**GIVEN INSTRUCTION:** Return every line of the data below that includes the string "colormap".

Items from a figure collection
++++++++++++++++++++

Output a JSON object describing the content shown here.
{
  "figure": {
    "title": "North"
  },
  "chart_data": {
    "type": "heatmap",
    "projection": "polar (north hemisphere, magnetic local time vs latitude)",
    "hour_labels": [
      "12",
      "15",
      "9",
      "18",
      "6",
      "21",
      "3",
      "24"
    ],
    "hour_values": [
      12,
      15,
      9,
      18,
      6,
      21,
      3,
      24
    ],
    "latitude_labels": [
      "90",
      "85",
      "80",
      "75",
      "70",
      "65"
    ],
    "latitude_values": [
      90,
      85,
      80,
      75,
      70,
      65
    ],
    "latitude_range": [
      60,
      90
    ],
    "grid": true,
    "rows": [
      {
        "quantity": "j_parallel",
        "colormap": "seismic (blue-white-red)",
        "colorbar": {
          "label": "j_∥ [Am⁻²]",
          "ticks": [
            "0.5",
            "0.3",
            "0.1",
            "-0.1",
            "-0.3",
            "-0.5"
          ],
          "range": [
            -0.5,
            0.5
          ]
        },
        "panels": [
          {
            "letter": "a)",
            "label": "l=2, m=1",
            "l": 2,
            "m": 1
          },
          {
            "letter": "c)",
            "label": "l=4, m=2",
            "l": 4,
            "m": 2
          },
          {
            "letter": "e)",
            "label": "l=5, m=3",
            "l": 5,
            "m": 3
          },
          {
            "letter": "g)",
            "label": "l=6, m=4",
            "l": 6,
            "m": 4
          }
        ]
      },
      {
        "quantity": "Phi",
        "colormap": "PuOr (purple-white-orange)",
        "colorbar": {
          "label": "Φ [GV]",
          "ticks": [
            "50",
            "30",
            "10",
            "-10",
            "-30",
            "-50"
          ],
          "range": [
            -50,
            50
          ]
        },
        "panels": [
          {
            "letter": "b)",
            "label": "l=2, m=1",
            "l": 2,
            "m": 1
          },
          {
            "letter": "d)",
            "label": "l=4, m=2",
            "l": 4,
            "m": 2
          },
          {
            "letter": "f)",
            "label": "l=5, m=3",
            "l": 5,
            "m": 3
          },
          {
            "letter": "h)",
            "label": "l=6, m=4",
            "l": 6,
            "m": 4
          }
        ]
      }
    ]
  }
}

++++++++++++++++++++

**PROBLEM SOLUTION:**
        "colormap": "seismic (blue-white-red)",
        "colormap": "PuOr (purple-white-orange)",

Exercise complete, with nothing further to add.